◆ Your task: Copy out every line exactly as given.

Start

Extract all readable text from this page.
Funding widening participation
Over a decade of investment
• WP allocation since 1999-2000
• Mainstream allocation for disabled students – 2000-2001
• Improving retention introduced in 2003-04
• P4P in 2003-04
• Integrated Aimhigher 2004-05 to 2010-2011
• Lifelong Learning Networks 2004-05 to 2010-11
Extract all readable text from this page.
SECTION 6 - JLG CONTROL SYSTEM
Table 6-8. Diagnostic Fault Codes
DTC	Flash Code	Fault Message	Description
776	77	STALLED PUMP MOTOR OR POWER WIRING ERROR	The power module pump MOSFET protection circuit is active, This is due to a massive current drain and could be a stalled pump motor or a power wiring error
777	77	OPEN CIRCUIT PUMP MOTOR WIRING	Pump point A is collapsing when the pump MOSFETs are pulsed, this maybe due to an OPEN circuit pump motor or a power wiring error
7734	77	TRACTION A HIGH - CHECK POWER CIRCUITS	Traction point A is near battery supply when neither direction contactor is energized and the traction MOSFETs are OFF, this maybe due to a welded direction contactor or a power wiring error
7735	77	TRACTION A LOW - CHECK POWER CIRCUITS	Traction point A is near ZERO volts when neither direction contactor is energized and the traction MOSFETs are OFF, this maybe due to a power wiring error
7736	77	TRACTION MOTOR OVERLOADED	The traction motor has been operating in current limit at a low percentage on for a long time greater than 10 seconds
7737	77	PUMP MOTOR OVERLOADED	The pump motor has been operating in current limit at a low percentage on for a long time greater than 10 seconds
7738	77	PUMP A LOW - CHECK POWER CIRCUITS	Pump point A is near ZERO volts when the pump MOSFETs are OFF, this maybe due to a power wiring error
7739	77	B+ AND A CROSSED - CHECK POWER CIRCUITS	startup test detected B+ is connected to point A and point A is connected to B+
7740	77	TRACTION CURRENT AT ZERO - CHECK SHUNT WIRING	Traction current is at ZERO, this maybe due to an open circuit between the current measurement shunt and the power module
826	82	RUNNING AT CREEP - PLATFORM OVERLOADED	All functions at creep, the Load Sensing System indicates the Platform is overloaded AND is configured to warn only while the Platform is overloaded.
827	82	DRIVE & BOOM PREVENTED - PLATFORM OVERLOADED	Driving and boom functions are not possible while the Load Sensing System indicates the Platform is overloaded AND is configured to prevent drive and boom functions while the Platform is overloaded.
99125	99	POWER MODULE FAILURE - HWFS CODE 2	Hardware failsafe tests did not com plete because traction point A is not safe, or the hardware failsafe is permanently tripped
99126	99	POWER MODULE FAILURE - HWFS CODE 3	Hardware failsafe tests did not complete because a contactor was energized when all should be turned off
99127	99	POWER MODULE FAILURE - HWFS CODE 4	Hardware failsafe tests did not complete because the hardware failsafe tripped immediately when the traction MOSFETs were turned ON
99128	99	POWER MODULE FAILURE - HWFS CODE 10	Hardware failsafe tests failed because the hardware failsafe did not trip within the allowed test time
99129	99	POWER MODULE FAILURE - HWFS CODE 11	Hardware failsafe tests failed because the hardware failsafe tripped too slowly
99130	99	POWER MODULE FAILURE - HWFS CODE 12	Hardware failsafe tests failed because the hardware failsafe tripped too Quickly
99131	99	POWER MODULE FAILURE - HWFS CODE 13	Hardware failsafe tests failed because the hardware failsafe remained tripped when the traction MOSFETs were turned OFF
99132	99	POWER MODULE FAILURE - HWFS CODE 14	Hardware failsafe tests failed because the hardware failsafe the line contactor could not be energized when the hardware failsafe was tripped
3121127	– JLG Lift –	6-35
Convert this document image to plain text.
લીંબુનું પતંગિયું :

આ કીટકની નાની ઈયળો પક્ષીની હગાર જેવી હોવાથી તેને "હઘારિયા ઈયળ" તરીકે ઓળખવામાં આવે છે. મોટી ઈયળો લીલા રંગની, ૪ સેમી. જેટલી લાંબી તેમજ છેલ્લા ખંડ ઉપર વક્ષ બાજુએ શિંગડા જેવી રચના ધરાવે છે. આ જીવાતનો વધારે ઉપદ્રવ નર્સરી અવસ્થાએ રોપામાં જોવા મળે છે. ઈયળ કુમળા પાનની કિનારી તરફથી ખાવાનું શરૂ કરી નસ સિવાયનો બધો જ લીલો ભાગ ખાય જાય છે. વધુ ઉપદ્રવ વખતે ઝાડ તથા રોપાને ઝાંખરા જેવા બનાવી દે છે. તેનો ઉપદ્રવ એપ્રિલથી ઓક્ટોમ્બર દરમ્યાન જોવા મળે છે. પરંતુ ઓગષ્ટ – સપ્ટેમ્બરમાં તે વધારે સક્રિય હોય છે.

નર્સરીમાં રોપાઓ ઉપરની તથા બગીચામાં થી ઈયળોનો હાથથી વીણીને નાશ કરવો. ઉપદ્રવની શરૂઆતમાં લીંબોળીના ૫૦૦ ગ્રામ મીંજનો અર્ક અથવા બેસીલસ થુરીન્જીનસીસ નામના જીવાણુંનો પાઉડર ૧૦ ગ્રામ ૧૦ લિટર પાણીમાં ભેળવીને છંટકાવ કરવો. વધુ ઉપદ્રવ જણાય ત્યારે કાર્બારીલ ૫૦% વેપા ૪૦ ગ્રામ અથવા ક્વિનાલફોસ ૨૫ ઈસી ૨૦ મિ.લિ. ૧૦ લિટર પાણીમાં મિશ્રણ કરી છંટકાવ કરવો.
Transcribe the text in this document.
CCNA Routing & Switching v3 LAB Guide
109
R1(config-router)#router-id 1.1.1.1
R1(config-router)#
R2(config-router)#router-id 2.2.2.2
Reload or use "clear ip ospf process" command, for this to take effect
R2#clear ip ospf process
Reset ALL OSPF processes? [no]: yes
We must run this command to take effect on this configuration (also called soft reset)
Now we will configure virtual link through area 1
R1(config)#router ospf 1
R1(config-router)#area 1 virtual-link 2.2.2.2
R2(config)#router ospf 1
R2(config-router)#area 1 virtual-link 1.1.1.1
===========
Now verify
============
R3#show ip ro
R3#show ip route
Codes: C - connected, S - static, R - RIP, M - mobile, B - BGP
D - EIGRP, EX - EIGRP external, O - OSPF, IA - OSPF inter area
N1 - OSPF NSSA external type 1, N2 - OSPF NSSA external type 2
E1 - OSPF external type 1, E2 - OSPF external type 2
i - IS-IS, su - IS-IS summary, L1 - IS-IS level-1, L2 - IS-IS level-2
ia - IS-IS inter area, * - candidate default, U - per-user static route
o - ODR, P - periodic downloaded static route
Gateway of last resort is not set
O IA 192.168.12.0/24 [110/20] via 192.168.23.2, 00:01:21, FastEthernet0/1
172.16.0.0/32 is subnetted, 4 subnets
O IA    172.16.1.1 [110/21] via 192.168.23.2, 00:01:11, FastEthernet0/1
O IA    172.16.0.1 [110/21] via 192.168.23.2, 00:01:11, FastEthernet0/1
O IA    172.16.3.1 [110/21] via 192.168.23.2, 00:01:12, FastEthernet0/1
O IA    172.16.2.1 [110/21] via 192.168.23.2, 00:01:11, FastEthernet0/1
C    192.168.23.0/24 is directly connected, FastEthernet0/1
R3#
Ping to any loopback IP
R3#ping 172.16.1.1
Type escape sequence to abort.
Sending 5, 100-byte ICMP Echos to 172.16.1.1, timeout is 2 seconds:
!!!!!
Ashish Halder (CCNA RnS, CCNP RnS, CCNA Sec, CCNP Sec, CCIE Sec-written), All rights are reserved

End

◆ Full output:
Extract all readable text from this page.
Funding widening participation
Over a decade of investment
• WP allocation since 1999-2000
• Mainstream allocation for disabled students – 2000-2001
• Improving retention introduced in 2003-04
• P4P in 2003-04
• Integrated Aimhigher 2004-05 to 2010-2011
• Lifelong Learning Networks 2004-05 to 2010-11
Extract all readable text from this page.
SECTION 6 - JLG CONTROL SYSTEM
Table 6-8. Diagnostic Fault Codes
DTC	Flash Code	Fault Message	Description
776	77	STALLED PUMP MOTOR OR POWER WIRING ERROR	The power module pump MOSFET protection circuit is active, This is due to a massive current drain and could be a stalled pump motor or a power wiring error
777	77	OPEN CIRCUIT PUMP MOTOR WIRING	Pump point A is collapsing when the pump MOSFETs are pulsed, this maybe due to an OPEN circuit pump motor or a power wiring error
7734	77	TRACTION A HIGH - CHECK POWER CIRCUITS	Traction point A is near battery supply when neither direction contactor is energized and the traction MOSFETs are OFF, this maybe due to a welded direction contactor or a power wiring error
7735	77	TRACTION A LOW - CHECK POWER CIRCUITS	Traction point A is near ZERO volts when neither direction contactor is energized and the traction MOSFETs are OFF, this maybe due to a power wiring error
7736	77	TRACTION MOTOR OVERLOADED	The traction motor has been operating in current limit at a low percentage on for a long time greater than 10 seconds
7737	77	PUMP MOTOR OVERLOADED	The pump motor has been operating in current limit at a low percentage on for a long time greater than 10 seconds
7738	77	PUMP A LOW - CHECK POWER CIRCUITS	Pump point A is near ZERO volts when the pump MOSFETs are OFF, this maybe due to a power wiring error
7739	77	B+ AND A CROSSED - CHECK POWER CIRCUITS	startup test detected B+ is connected to point A and point A is connected to B+
7740	77	TRACTION CURRENT AT ZERO - CHECK SHUNT WIRING	Traction current is at ZERO, this maybe due to an open circuit between the current measurement shunt and the power module
826	82	RUNNING AT CREEP - PLATFORM OVERLOADED	All functions at creep, the Load Sensing System indicates the Platform is overloaded AND is configured to warn only while the Platform is overloaded.
827	82	DRIVE & BOOM PREVENTED - PLATFORM OVERLOADED	Driving and boom functions are not possible while the Load Sensing System indicates the Platform is overloaded AND is configured to prevent drive and boom functions while the Platform is overloaded.
99125	99	POWER MODULE FAILURE - HWFS CODE 2	Hardware failsafe tests did not com plete because traction point A is not safe, or the hardware failsafe is permanently tripped
99126	99	POWER MODULE FAILURE - HWFS CODE 3	Hardware failsafe tests did not complete because a contactor was energized when all should be turned off
99127	99	POWER MODULE FAILURE - HWFS CODE 4	Hardware failsafe tests did not complete because the hardware failsafe tripped immediately when the traction MOSFETs were turned ON
99128	99	POWER MODULE FAILURE - HWFS CODE 10	Hardware failsafe tests failed because the hardware failsafe did not trip within the allowed test time
99129	99	POWER MODULE FAILURE - HWFS CODE 11	Hardware failsafe tests failed because the hardware failsafe tripped too slowly
99130	99	POWER MODULE FAILURE - HWFS CODE 12	Hardware failsafe tests failed because the hardware failsafe tripped too Quickly
99131	99	POWER MODULE FAILURE - HWFS CODE 13	Hardware failsafe tests failed because the hardware failsafe remained tripped when the traction MOSFETs were turned OFF
99132	99	POWER MODULE FAILURE - HWFS CODE 14	Hardware failsafe tests failed because the hardware failsafe the line contactor could not be energized when the hardware failsafe was tripped
3121127	– JLG Lift –	6-35
Convert this document image to plain text.
લીંબુનું પતંગિયું :

આ કીટકની નાની ઈયળો પક્ષીની હગાર જેવી હોવાથી તેને "હઘારિયા ઈયળ" તરીકે ઓળખવામાં આવે છે. મોટી ઈયળો લીલા રંગની, ૪ સેમી. જેટલી લાંબી તેમજ છેલ્લા ખંડ ઉપર વક્ષ બાજુએ શિંગડા જેવી રચના ધરાવે છે. આ જીવાતનો વધારે ઉપદ્રવ નર્સરી અવસ્થાએ રોપામાં જોવા મળે છે. ઈયળ કુમળા પાનની કિનારી તરફથી ખાવાનું શરૂ કરી નસ સિવાયનો બધો જ લીલો ભાગ ખાય જાય છે. વધુ ઉપદ્રવ વખતે ઝાડ તથા રોપાને ઝાંખરા જેવા બનાવી દે છે. તેનો ઉપદ્રવ એપ્રિલથી ઓક્ટોમ્બર દરમ્યાન જોવા મળે છે. પરંતુ ઓગષ્ટ – સપ્ટેમ્બરમાં તે વધારે સક્રિય હોય છે.

નર્સરીમાં રોપાઓ ઉપરની તથા બગીચામાં થી ઈયળોનો હાથથી વીણીને નાશ કરવો. ઉપદ્રવની શરૂઆતમાં લીંબોળીના ૫૦૦ ગ્રામ મીંજનો અર્ક અથવા બેસીલસ થુરીન્જીનસીસ નામના જીવાણુંનો પાઉડર ૧૦ ગ્રામ ૧૦ લિટર પાણીમાં ભેળવીને છંટકાવ કરવો. વધુ ઉપદ્રવ જણાય ત્યારે કાર્બારીલ ૫૦% વેપા ૪૦ ગ્રામ અથવા ક્વિનાલફોસ ૨૫ ઈસી ૨૦ મિ.લિ. ૧૦ લિટર પાણીમાં મિશ્રણ કરી છંટકાવ કરવો.
Transcribe the text in this document.
CCNA Routing & Switching v3 LAB Guide
109
R1(config-router)#router-id 1.1.1.1
R1(config-router)#
R2(config-router)#router-id 2.2.2.2
Reload or use "clear ip ospf process" command, for this to take effect
R2#clear ip ospf process
Reset ALL OSPF processes? [no]: yes
We must run this command to take effect on this configuration (also called soft reset)
Now we will configure virtual link through area 1
R1(config)#router ospf 1
R1(config-router)#area 1 virtual-link 2.2.2.2
R2(config)#router ospf 1
R2(config-router)#area 1 virtual-link 1.1.1.1
===========
Now verify
============
R3#show ip ro
R3#show ip route
Codes: C - connected, S - static, R - RIP, M - mobile, B - BGP
D - EIGRP, EX - EIGRP external, O - OSPF, IA - OSPF inter area
N1 - OSPF NSSA external type 1, N2 - OSPF NSSA external type 2
E1 - OSPF external type 1, E2 - OSPF external type 2
i - IS-IS, su - IS-IS summary, L1 - IS-IS level-1, L2 - IS-IS level-2
ia - IS-IS inter area, * - candidate default, U - per-user static route
o - ODR, P - periodic downloaded static route
Gateway of last resort is not set
O IA 192.168.12.0/24 [110/20] via 192.168.23.2, 00:01:21, FastEthernet0/1
172.16.0.0/32 is subnetted, 4 subnets
O IA    172.16.1.1 [110/21] via 192.168.23.2, 00:01:11, FastEthernet0/1
O IA    172.16.0.1 [110/21] via 192.168.23.2, 00:01:11, FastEthernet0/1
O IA    172.16.3.1 [110/21] via 192.168.23.2, 00:01:12, FastEthernet0/1
O IA    172.16.2.1 [110/21] via 192.168.23.2, 00:01:11, FastEthernet0/1
C    192.168.23.0/24 is directly connected, FastEthernet0/1
R3#
Ping to any loopback IP
R3#ping 172.16.1.1
Type escape sequence to abort.
Sending 5, 100-byte ICMP Echos to 172.16.1.1, timeout is 2 seconds:
!!!!!
Ashish Halder (CCNA RnS, CCNP RnS, CCNA Sec, CCNP Sec, CCIE Sec-written), All rights are reserved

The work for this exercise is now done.